The response should be an exact copy of the records, with the pictures removed.
Input data: Begin
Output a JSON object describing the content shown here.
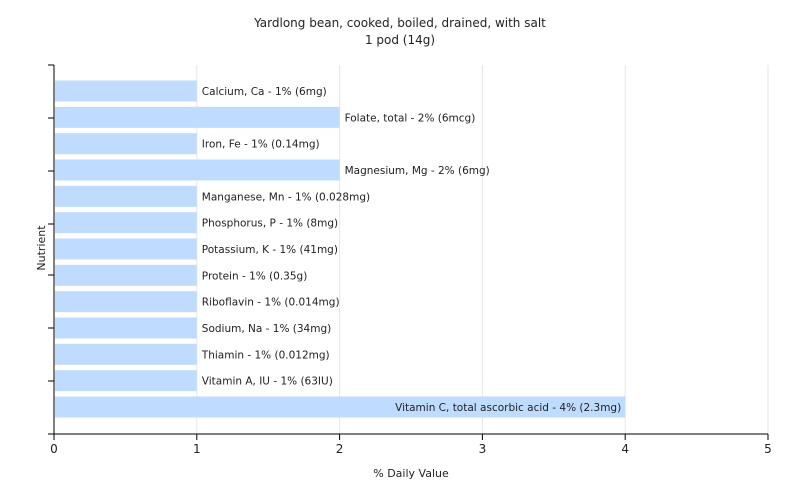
{
  "chart_data": {
    "type": "bar",
    "orientation": "horizontal",
    "title": "Yardlong bean, cooked, boiled, drained, with salt",
    "subtitle": "1 pod (14g)",
    "xlabel": "% Daily Value",
    "ylabel": "Nutrient",
    "xlim": [
      0,
      5
    ],
    "xticks": [
      "0",
      "1",
      "2",
      "3",
      "4",
      "5"
    ],
    "grid": "vertical",
    "bar_color": "#bfdcff",
    "categories": [
      "Calcium, Ca",
      "Folate, total",
      "Iron, Fe",
      "Magnesium, Mg",
      "Manganese, Mn",
      "Phosphorus, P",
      "Potassium, K",
      "Protein",
      "Riboflavin",
      "Sodium, Na",
      "Thiamin",
      "Vitamin A, IU",
      "Vitamin C, total ascorbic acid"
    ],
    "values": [
      1,
      2,
      1,
      2,
      1,
      1,
      1,
      1,
      1,
      1,
      1,
      1,
      4
    ],
    "labels": [
      "Calcium, Ca - 1% (6mg)",
      "Folate, total - 2% (6mcg)",
      "Iron, Fe - 1% (0.14mg)",
      "Magnesium, Mg - 2% (6mg)",
      "Manganese, Mn - 1% (0.028mg)",
      "Phosphorus, P - 1% (8mg)",
      "Potassium, K - 1% (41mg)",
      "Protein - 1% (0.35g)",
      "Riboflavin - 1% (0.014mg)",
      "Sodium, Na - 1% (34mg)",
      "Thiamin - 1% (0.012mg)",
      "Vitamin A, IU - 1% (63IU)",
      "Vitamin C, total ascorbic acid - 4% (2.3mg)"
    ]
  }
}
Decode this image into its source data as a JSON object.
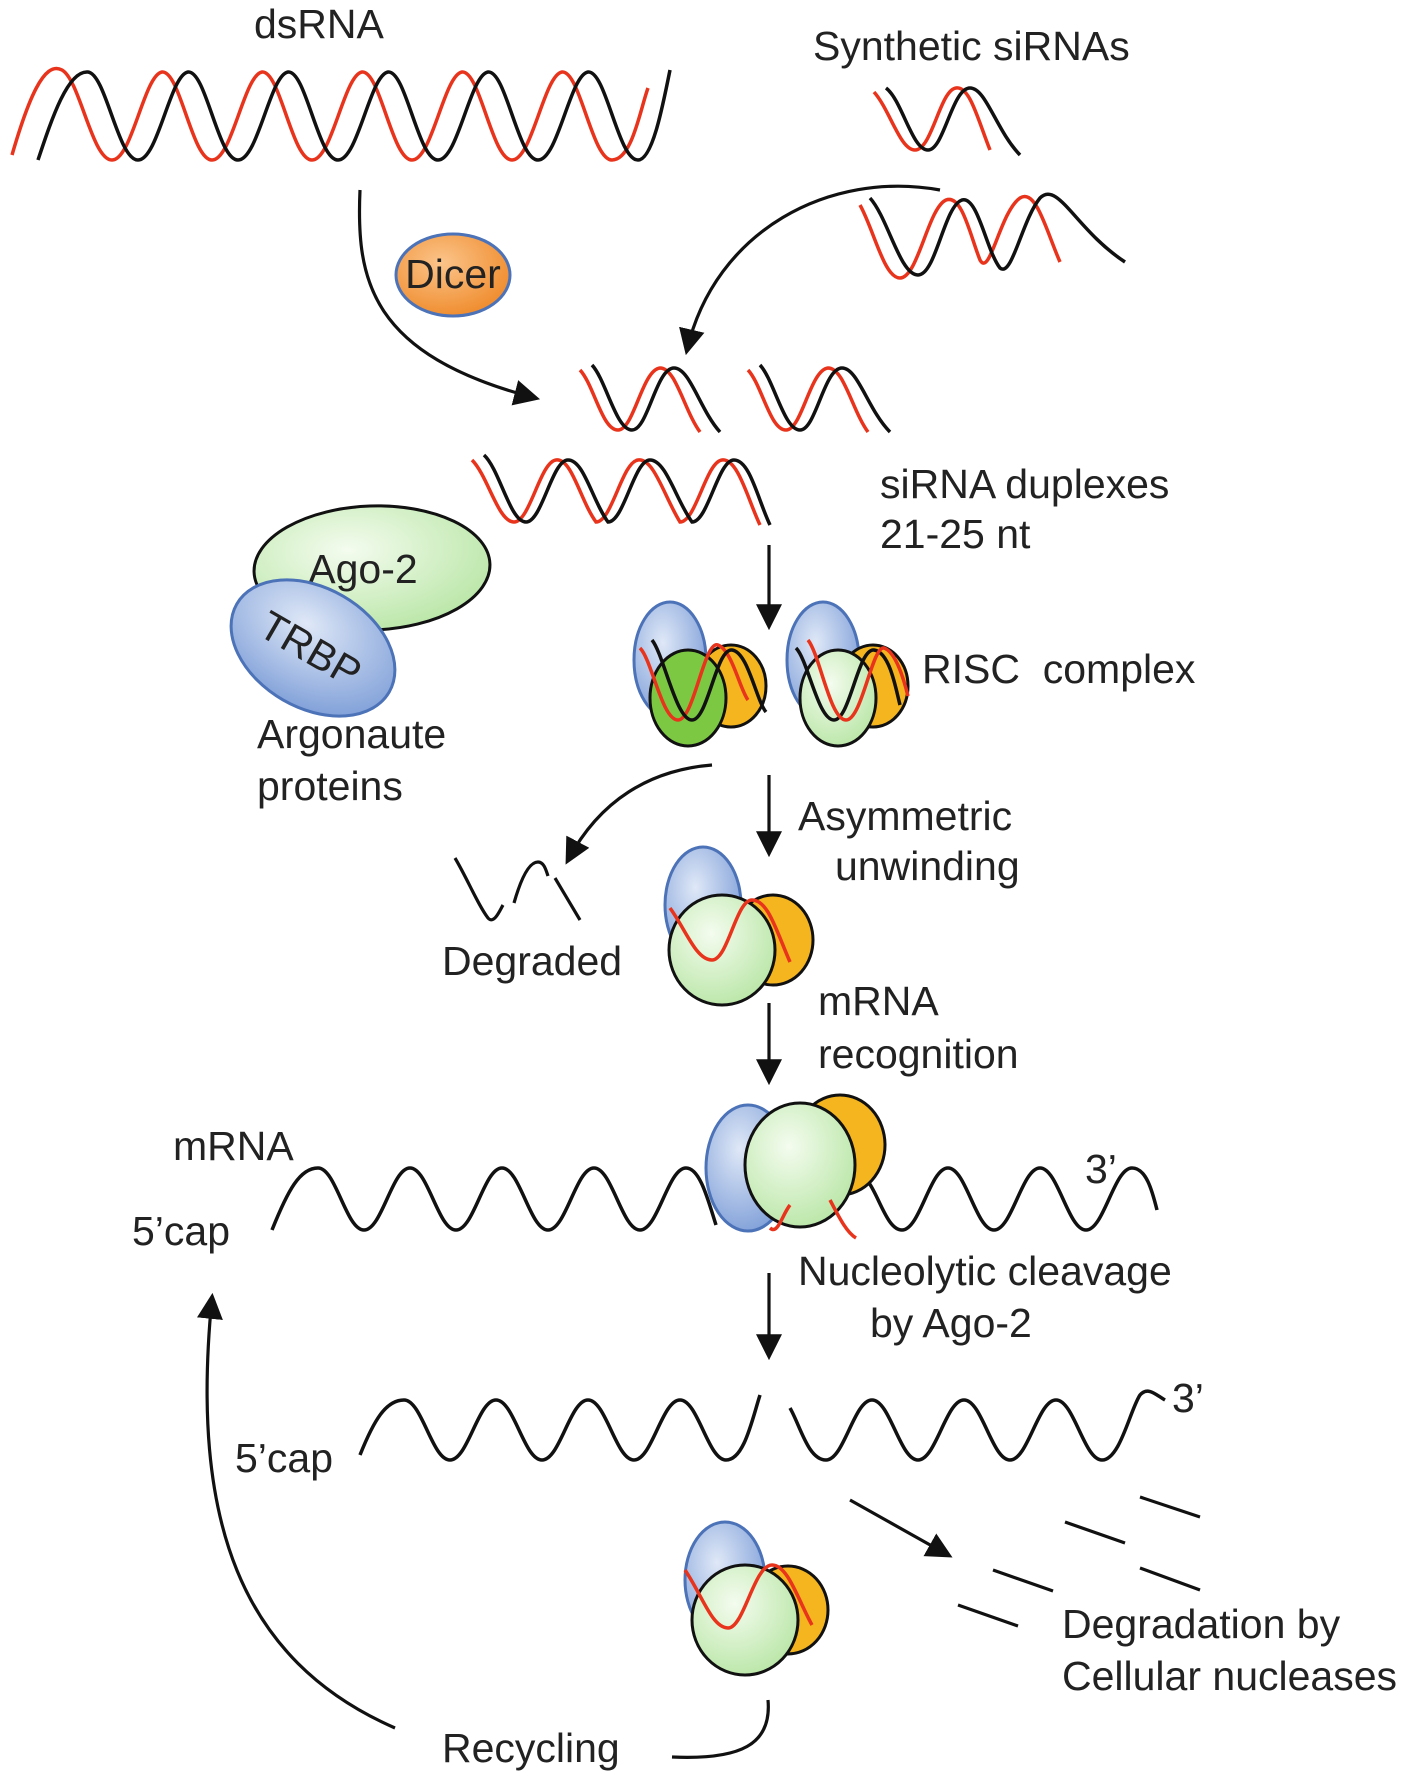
Input data: End
→ **Answer box**
Output a JSON object describing the content shown here.
{
  "chart_data": {
    "type": "bar",
    "orientation": "horizontal",
    "title": "Yardlong bean, cooked, boiled, drained, with salt",
    "subtitle": "1 pod (14g)",
    "xlabel": "% Daily Value",
    "ylabel": "Nutrient",
    "xlim": [
      0,
      5
    ],
    "xticks": [
      "0",
      "1",
      "2",
      "3",
      "4",
      "5"
    ],
    "grid": "vertical",
    "bar_color": "#bfdcff",
    "categories": [
      "Calcium, Ca",
      "Folate, total",
      "Iron, Fe",
      "Magnesium, Mg",
      "Manganese, Mn",
      "Phosphorus, P",
      "Potassium, K",
      "Protein",
      "Riboflavin",
      "Sodium, Na",
      "Thiamin",
      "Vitamin A, IU",
      "Vitamin C, total ascorbic acid"
    ],
    "values": [
      1,
      2,
      1,
      2,
      1,
      1,
      1,
      1,
      1,
      1,
      1,
      1,
      4
    ],
    "labels": [
      "Calcium, Ca - 1% (6mg)",
      "Folate, total - 2% (6mcg)",
      "Iron, Fe - 1% (0.14mg)",
      "Magnesium, Mg - 2% (6mg)",
      "Manganese, Mn - 1% (0.028mg)",
      "Phosphorus, P - 1% (8mg)",
      "Potassium, K - 1% (41mg)",
      "Protein - 1% (0.35g)",
      "Riboflavin - 1% (0.014mg)",
      "Sodium, Na - 1% (34mg)",
      "Thiamin - 1% (0.012mg)",
      "Vitamin A, IU - 1% (63IU)",
      "Vitamin C, total ascorbic acid - 4% (2.3mg)"
    ]
  }
}
Decode this image into its source data as a JSON object.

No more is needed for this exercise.